▶ Directions for this task
Give the records back in full, exactly as they read.

--------------------------------------------------

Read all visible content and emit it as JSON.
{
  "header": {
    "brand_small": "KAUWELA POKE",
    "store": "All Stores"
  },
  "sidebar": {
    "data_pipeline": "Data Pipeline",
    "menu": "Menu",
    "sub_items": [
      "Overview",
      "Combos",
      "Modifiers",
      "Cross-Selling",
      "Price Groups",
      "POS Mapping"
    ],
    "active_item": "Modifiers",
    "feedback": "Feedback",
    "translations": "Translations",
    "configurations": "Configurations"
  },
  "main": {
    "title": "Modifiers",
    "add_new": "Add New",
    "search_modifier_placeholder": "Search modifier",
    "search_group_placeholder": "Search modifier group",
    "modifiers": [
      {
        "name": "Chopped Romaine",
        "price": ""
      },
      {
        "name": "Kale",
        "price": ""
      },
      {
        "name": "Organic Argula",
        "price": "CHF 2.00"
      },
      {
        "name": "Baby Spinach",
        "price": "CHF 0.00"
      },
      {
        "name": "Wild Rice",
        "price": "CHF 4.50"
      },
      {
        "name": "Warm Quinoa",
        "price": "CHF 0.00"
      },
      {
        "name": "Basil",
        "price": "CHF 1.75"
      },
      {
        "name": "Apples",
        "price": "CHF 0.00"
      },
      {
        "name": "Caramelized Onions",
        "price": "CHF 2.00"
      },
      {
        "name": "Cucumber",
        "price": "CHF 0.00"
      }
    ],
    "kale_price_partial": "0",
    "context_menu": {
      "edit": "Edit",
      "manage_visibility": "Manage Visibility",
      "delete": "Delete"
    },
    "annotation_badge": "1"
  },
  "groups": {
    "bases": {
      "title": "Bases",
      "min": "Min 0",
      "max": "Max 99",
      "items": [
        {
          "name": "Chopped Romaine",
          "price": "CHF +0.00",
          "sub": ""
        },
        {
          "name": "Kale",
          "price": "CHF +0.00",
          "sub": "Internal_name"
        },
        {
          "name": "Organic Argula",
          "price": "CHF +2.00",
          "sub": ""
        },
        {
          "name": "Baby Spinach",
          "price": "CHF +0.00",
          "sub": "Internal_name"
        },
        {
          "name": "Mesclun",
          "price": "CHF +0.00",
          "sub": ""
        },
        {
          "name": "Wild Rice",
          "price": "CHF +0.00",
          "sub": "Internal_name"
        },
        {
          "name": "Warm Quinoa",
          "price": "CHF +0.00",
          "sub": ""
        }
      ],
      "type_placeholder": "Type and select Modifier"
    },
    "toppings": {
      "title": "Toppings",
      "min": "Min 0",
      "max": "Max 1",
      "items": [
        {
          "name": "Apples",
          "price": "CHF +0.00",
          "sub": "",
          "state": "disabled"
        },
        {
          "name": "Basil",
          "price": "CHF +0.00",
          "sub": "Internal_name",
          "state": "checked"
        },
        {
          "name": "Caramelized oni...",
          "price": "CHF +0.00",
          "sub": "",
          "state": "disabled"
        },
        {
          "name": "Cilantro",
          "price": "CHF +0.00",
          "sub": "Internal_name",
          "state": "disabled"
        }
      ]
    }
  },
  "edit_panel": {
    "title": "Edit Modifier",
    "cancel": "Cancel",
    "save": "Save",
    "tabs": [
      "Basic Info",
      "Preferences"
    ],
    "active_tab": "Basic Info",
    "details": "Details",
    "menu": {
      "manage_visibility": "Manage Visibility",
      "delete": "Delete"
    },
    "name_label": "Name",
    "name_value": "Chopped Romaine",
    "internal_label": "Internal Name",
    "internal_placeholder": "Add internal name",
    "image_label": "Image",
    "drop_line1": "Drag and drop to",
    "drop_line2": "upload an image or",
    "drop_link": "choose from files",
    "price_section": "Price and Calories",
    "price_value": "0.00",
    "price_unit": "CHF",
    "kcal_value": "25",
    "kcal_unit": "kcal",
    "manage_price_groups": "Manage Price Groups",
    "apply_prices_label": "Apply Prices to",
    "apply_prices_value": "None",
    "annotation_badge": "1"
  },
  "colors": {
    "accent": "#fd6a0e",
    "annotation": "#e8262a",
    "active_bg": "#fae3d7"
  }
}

--------------------------------------------------

▶ Result of the exercise
Read all visible content and emit it as JSON.
{
  "header": {
    "brand_small": "KAUWELA POKE",
    "store": "All Stores"
  },
  "sidebar": {
    "data_pipeline": "Data Pipeline",
    "menu": "Menu",
    "sub_items": [
      "Overview",
      "Combos",
      "Modifiers",
      "Cross-Selling",
      "Price Groups",
      "POS Mapping"
    ],
    "active_item": "Modifiers",
    "feedback": "Feedback",
    "translations": "Translations",
    "configurations": "Configurations"
  },
  "main": {
    "title": "Modifiers",
    "add_new": "Add New",
    "search_modifier_placeholder": "Search modifier",
    "search_group_placeholder": "Search modifier group",
    "modifiers": [
      {
        "name": "Chopped Romaine",
        "price": ""
      },
      {
        "name": "Kale",
        "price": ""
      },
      {
        "name": "Organic Argula",
        "price": "CHF 2.00"
      },
      {
        "name": "Baby Spinach",
        "price": "CHF 0.00"
      },
      {
        "name": "Wild Rice",
        "price": "CHF 4.50"
      },
      {
        "name": "Warm Quinoa",
        "price": "CHF 0.00"
      },
      {
        "name": "Basil",
        "price": "CHF 1.75"
      },
      {
        "name": "Apples",
        "price": "CHF 0.00"
      },
      {
        "name": "Caramelized Onions",
        "price": "CHF 2.00"
      },
      {
        "name": "Cucumber",
        "price": "CHF 0.00"
      }
    ],
    "kale_price_partial": "0",
    "context_menu": {
      "edit": "Edit",
      "manage_visibility": "Manage Visibility",
      "delete": "Delete"
    },
    "annotation_badge": "1"
  },
  "groups": {
    "bases": {
      "title": "Bases",
      "min": "Min 0",
      "max": "Max 99",
      "items": [
        {
          "name": "Chopped Romaine",
          "price": "CHF +0.00",
          "sub": ""
        },
        {
          "name": "Kale",
          "price": "CHF +0.00",
          "sub": "Internal_name"
        },
        {
          "name": "Organic Argula",
          "price": "CHF +2.00",
          "sub": ""
        },
        {
          "name": "Baby Spinach",
          "price": "CHF +0.00",
          "sub": "Internal_name"
        },
        {
          "name": "Mesclun",
          "price": "CHF +0.00",
          "sub": ""
        },
        {
          "name": "Wild Rice",
          "price": "CHF +0.00",
          "sub": "Internal_name"
        },
        {
          "name": "Warm Quinoa",
          "price": "CHF +0.00",
          "sub": ""
        }
      ],
      "type_placeholder": "Type and select Modifier"
    },
    "toppings": {
      "title": "Toppings",
      "min": "Min 0",
      "max": "Max 1",
      "items": [
        {
          "name": "Apples",
          "price": "CHF +0.00",
          "sub": "",
          "state": "disabled"
        },
        {
          "name": "Basil",
          "price": "CHF +0.00",
          "sub": "Internal_name",
          "state": "checked"
        },
        {
          "name": "Caramelized oni...",
          "price": "CHF +0.00",
          "sub": "",
          "state": "disabled"
        },
        {
          "name": "Cilantro",
          "price": "CHF +0.00",
          "sub": "Internal_name",
          "state": "disabled"
        }
      ]
    }
  },
  "edit_panel": {
    "title": "Edit Modifier",
    "cancel": "Cancel",
    "save": "Save",
    "tabs": [
      "Basic Info",
      "Preferences"
    ],
    "active_tab": "Basic Info",
    "details": "Details",
    "menu": {
      "manage_visibility": "Manage Visibility",
      "delete": "Delete"
    },
    "name_label": "Name",
    "name_value": "Chopped Romaine",
    "internal_label": "Internal Name",
    "internal_placeholder": "Add internal name",
    "image_label": "Image",
    "drop_line1": "Drag and drop to",
    "drop_line2": "upload an image or",
    "drop_link": "choose from files",
    "price_section": "Price and Calories",
    "price_value": "0.00",
    "price_unit": "CHF",
    "kcal_value": "25",
    "kcal_unit": "kcal",
    "manage_price_groups": "Manage Price Groups",
    "apply_prices_label": "Apply Prices to",
    "apply_prices_value": "None",
    "annotation_badge": "1"
  },
  "colors": {
    "accent": "#fd6a0e",
    "annotation": "#e8262a",
    "active_bg": "#fae3d7"
  }
}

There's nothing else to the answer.